Data excerpts
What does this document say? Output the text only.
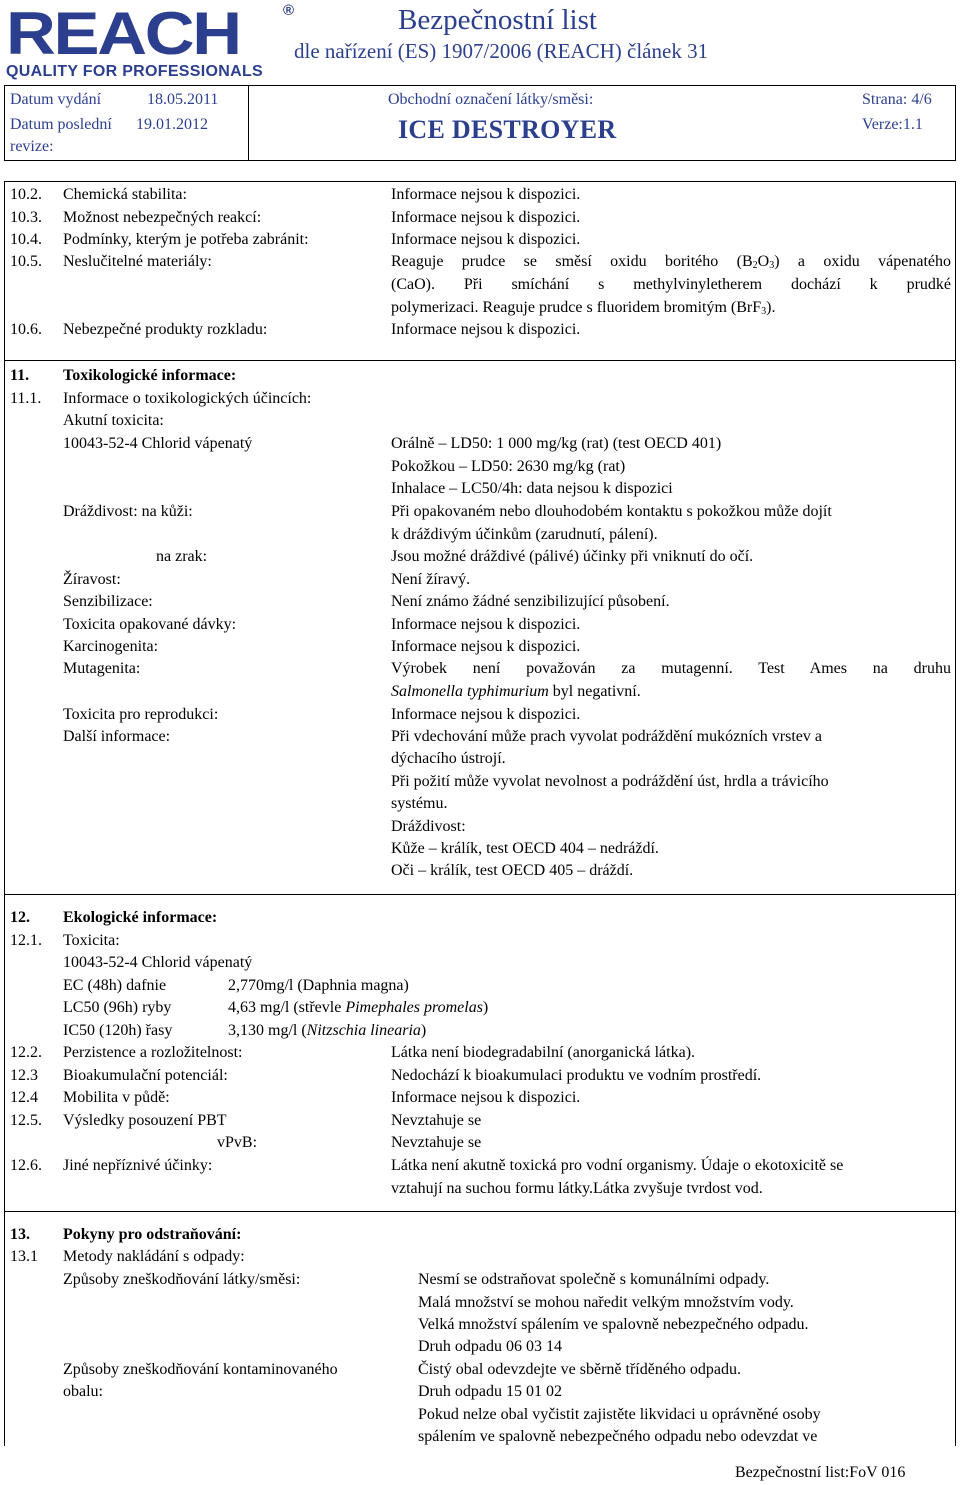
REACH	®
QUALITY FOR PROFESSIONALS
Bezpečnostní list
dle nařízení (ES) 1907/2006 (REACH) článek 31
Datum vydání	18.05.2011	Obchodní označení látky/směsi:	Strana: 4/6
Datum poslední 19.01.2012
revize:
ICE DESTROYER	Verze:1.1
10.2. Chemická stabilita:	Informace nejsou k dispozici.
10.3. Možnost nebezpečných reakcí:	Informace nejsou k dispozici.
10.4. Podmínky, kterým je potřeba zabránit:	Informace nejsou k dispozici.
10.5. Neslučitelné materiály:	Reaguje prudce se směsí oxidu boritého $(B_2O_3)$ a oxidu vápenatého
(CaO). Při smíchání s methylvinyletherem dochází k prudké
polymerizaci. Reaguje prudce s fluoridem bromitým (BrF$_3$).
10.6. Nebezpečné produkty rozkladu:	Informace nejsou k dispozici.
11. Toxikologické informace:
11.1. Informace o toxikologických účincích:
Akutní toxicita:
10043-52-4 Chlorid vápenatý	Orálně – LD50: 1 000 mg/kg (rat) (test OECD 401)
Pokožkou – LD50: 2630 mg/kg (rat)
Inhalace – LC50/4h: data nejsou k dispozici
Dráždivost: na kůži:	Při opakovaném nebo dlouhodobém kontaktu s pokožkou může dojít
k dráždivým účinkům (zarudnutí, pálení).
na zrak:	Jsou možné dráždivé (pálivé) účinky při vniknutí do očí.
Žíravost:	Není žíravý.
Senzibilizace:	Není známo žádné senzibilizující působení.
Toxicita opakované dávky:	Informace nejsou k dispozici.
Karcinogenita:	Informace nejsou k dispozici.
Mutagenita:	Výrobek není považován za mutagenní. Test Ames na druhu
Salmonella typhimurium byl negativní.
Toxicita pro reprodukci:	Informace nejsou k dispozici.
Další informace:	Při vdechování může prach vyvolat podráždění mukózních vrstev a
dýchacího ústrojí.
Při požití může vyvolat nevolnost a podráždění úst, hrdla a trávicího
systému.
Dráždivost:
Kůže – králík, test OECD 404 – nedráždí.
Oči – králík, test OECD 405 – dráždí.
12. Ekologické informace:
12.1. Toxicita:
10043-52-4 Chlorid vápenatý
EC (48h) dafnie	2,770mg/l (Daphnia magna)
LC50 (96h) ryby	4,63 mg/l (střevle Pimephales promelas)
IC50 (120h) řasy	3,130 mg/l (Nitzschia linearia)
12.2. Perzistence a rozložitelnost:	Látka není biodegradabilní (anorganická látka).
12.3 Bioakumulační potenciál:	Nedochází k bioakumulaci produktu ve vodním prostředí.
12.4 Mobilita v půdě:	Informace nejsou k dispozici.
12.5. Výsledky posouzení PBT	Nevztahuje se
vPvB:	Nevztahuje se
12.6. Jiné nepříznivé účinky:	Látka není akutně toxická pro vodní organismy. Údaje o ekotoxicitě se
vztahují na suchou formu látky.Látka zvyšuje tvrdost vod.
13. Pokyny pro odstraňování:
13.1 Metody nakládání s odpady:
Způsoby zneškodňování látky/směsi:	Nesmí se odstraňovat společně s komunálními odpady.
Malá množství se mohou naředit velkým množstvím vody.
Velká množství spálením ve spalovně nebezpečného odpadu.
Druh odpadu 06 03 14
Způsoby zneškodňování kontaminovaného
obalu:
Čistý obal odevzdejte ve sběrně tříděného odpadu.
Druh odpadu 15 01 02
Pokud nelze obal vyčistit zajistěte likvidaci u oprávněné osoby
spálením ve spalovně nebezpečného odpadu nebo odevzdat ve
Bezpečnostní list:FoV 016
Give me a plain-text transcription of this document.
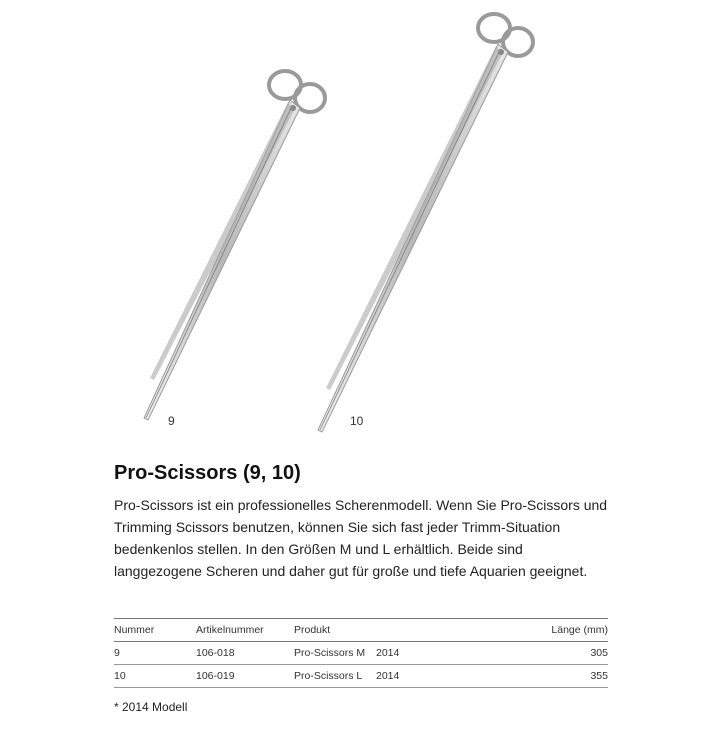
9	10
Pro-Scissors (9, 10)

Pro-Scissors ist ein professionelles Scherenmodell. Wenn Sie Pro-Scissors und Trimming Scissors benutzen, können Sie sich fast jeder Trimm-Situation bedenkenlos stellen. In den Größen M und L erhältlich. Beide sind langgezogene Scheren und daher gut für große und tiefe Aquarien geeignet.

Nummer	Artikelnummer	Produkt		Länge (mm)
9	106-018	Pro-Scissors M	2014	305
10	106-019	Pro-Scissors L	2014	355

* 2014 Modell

Task requirements
Check each line of the records above for "Způsoby", and copy those that have it.

Expected output
Způsoby zneškodňování látky/směsi:	Nesmí se odstraňovat společně s komunálními odpady.
Způsoby zneškodňování kontaminovaného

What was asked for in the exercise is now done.